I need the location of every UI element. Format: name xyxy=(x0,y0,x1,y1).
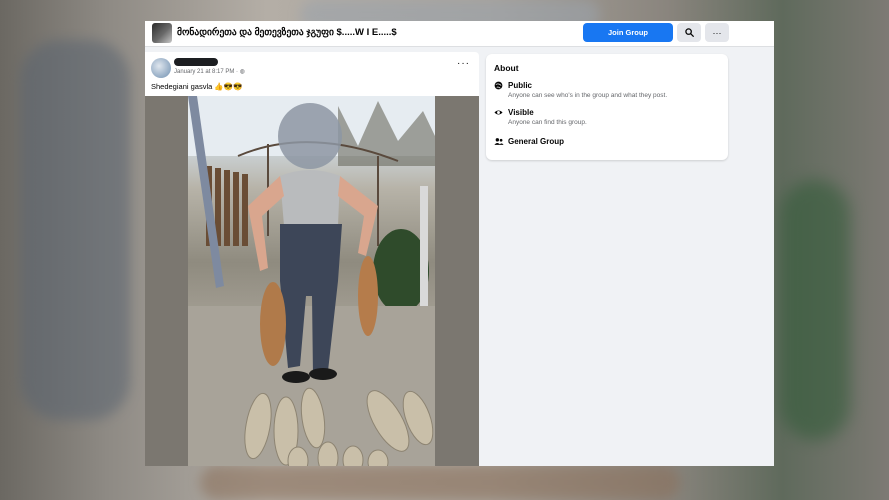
post-photo[interactable] xyxy=(188,96,435,466)
post-timestamp-text: January 21 at 8:17 PM · xyxy=(174,69,239,75)
audience-globe-icon: ◍ xyxy=(239,69,245,75)
facebook-group-screen: მონადირეთა და მეთევზეთა ჯგუფი $.....W I … xyxy=(145,21,774,466)
post-text: Shedegiani gasvla 👍😎😎 xyxy=(151,82,243,91)
join-group-button[interactable]: Join Group xyxy=(583,23,673,42)
about-card: About Public Anyone can see who's in the… xyxy=(486,54,728,160)
background-blur xyxy=(20,40,130,420)
background-blur xyxy=(780,180,850,440)
search-button[interactable] xyxy=(677,23,701,42)
author-name-redacted[interactable] xyxy=(174,58,218,66)
post-photo-container[interactable] xyxy=(145,96,479,466)
about-item-label: Public xyxy=(508,81,533,90)
background-blur xyxy=(200,465,680,500)
people-icon xyxy=(494,137,504,147)
about-item-desc: Anyone can see who's in the group and wh… xyxy=(508,92,668,99)
group-avatar[interactable] xyxy=(152,23,172,43)
about-item-desc: Anyone can find this group. xyxy=(508,119,587,126)
post-more-button[interactable]: ··· xyxy=(457,58,470,69)
post-timestamp[interactable]: January 21 at 8:17 PM · ◍ xyxy=(174,68,245,75)
search-icon xyxy=(684,28,694,37)
about-item-label: General Group xyxy=(508,137,565,146)
globe-icon xyxy=(494,81,504,91)
eye-icon xyxy=(494,108,504,118)
more-icon: ··· xyxy=(712,27,722,38)
more-options-button[interactable]: ··· xyxy=(705,23,729,42)
about-item-label: Visible xyxy=(508,108,534,117)
author-avatar[interactable] xyxy=(151,58,171,78)
group-header-bar: მონადირეთა და მეთევზეთა ჯგუფი $.....W I … xyxy=(145,21,774,47)
about-title: About xyxy=(494,63,519,73)
photo-illustration xyxy=(188,96,435,466)
group-title[interactable]: მონადირეთა და მეთევზეთა ჯგუფი $.....W I … xyxy=(177,27,397,38)
post-card: January 21 at 8:17 PM · ◍ ··· Shedegiani… xyxy=(145,52,479,466)
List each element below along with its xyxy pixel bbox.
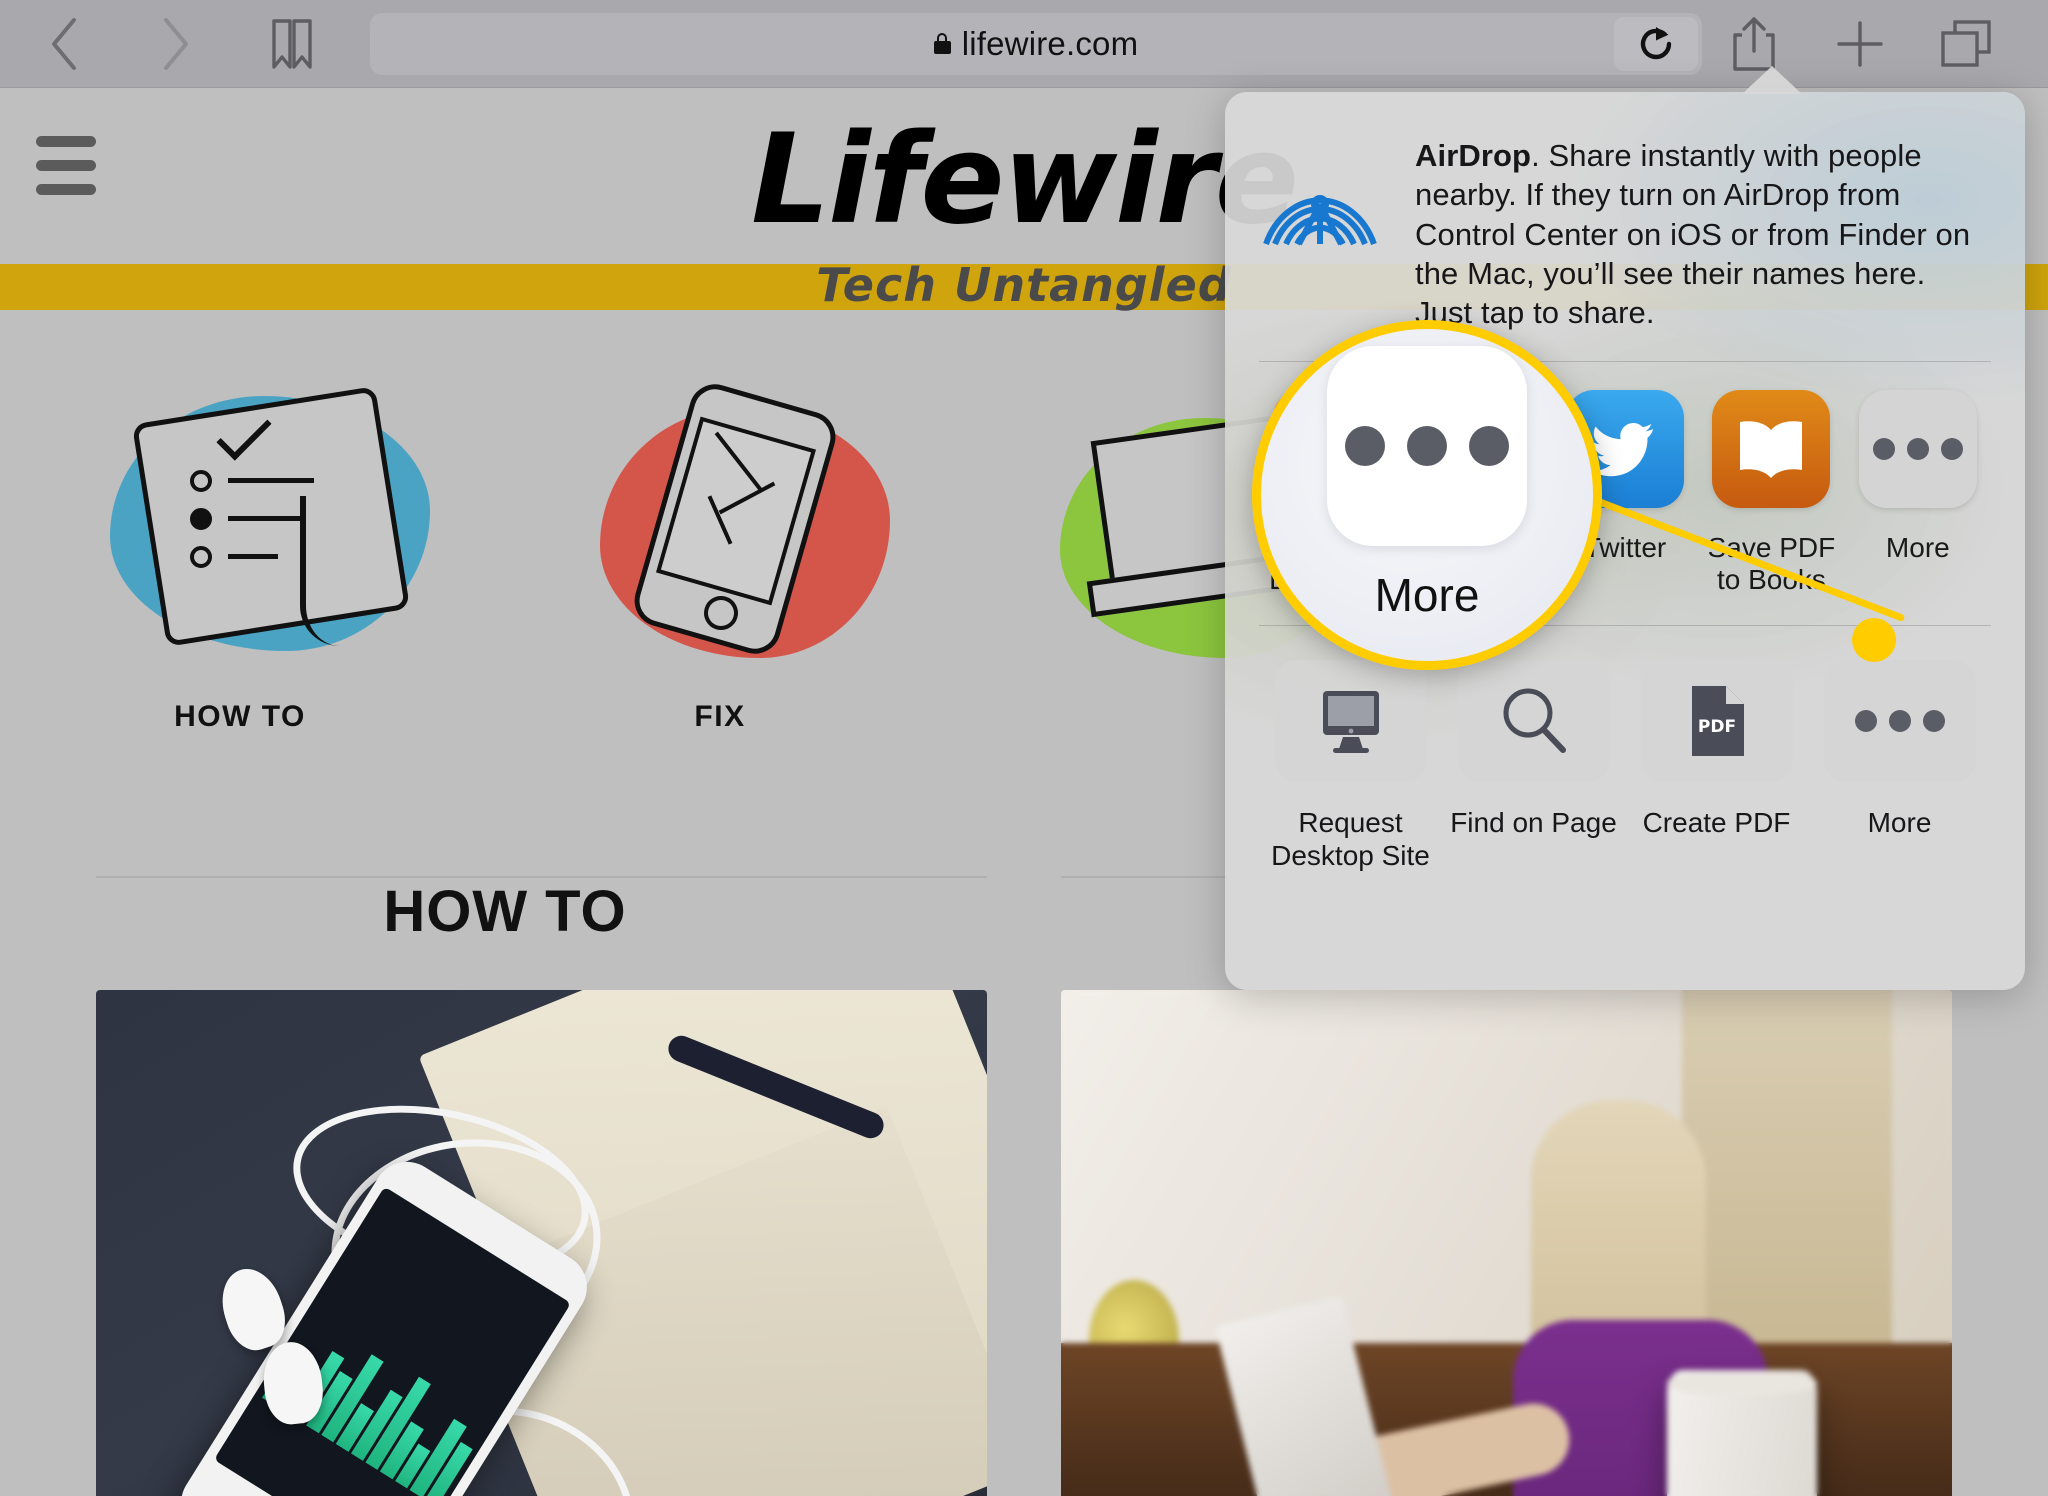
back-chevron-icon[interactable] bbox=[34, 14, 94, 74]
callout-target-dot bbox=[1852, 618, 1896, 662]
share-app-more[interactable]: More bbox=[1845, 389, 1991, 597]
category-label: HOW TO bbox=[174, 700, 306, 733]
screenshot-root: Lifewire Tech Untangled HOW TO FIX HOW T… bbox=[0, 0, 2048, 1496]
share-action-label: More bbox=[1867, 806, 1932, 838]
plus-icon[interactable] bbox=[1830, 14, 1890, 74]
share-action-more[interactable]: More bbox=[1808, 659, 1991, 873]
more-dots-icon bbox=[1823, 659, 1976, 782]
pdf-document-icon: PDF bbox=[1640, 659, 1793, 782]
share-actions-row: Request Desktop Site Find on Page PDF Cr… bbox=[1225, 626, 2025, 913]
browser-toolbar: lifewire.com bbox=[0, 0, 2048, 88]
card-divider bbox=[96, 876, 987, 878]
tabs-icon[interactable] bbox=[1936, 14, 1996, 74]
share-app-label: More bbox=[1885, 531, 1950, 563]
svg-text:PDF: PDF bbox=[1697, 717, 1735, 737]
magnified-more-button-callout: More bbox=[1252, 320, 1602, 670]
article-card[interactable]: ARTICLE bbox=[96, 868, 987, 1496]
category-fix[interactable]: FIX bbox=[480, 378, 960, 734]
article-image bbox=[96, 990, 987, 1496]
share-icon[interactable] bbox=[1724, 14, 1784, 74]
share-action-request-desktop-site[interactable]: Request Desktop Site bbox=[1259, 659, 1442, 873]
url-text: lifewire.com bbox=[961, 24, 1139, 62]
address-bar-content: lifewire.com bbox=[933, 24, 1139, 63]
cracked-phone-icon bbox=[480, 378, 960, 678]
share-action-label: Create PDF bbox=[1642, 806, 1791, 838]
reload-icon[interactable] bbox=[1614, 16, 1698, 71]
share-action-create-pdf[interactable]: PDF Create PDF bbox=[1625, 659, 1808, 873]
more-dots-icon bbox=[1858, 389, 1977, 508]
desktop-monitor-icon bbox=[1274, 659, 1427, 782]
share-action-label: Find on Page bbox=[1450, 806, 1617, 838]
lock-icon bbox=[933, 33, 951, 54]
airdrop-icon bbox=[1259, 140, 1381, 262]
share-action-find-on-page[interactable]: Find on Page bbox=[1442, 659, 1625, 873]
address-bar[interactable]: lifewire.com bbox=[370, 12, 1702, 75]
article-image bbox=[1061, 990, 1952, 1496]
share-action-label: Request Desktop Site bbox=[1271, 806, 1430, 872]
share-sheet-caret bbox=[1742, 66, 1802, 94]
airdrop-section[interactable]: AirDrop. Share instantly with people nea… bbox=[1225, 92, 2025, 355]
category-label: FIX bbox=[694, 700, 746, 733]
magnifying-glass-icon bbox=[1457, 659, 1610, 782]
books-icon bbox=[1712, 389, 1831, 508]
tablet-checklist-icon bbox=[0, 378, 480, 678]
magnified-label: More bbox=[1374, 569, 1480, 621]
category-how-to[interactable]: HOW TO bbox=[0, 378, 480, 734]
toolbar-right-actions bbox=[1724, 14, 1996, 74]
bookmarks-icon[interactable] bbox=[262, 14, 322, 74]
forward-chevron-icon[interactable] bbox=[146, 14, 206, 74]
airdrop-description: AirDrop. Share instantly with people nea… bbox=[1415, 136, 1987, 333]
more-dots-icon bbox=[1327, 346, 1527, 546]
airdrop-title: AirDrop bbox=[1415, 138, 1532, 173]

◆ ◆ ◆ ◆ ◆ ◆ ◆

Obiettivo:
Individui, fra le righe riportate sopra, tutte quelle che contengono la parola "მეთევზეთა" e le trascriva per intero.

Risposta all'esercizio:
facebook-group-screen: მონადირეთა და მეთევზეთა ჯგუფი $.....W I … xyxy=(145,21,774,466)
group-header-bar: მონადირეთა და მეთევზეთა ჯგუფი $.....W I … xyxy=(145,21,774,47)
group-title[interactable]: მონადირეთა და მეთევზეთა ჯგუფი $.....W I … xyxy=(177,27,397,38)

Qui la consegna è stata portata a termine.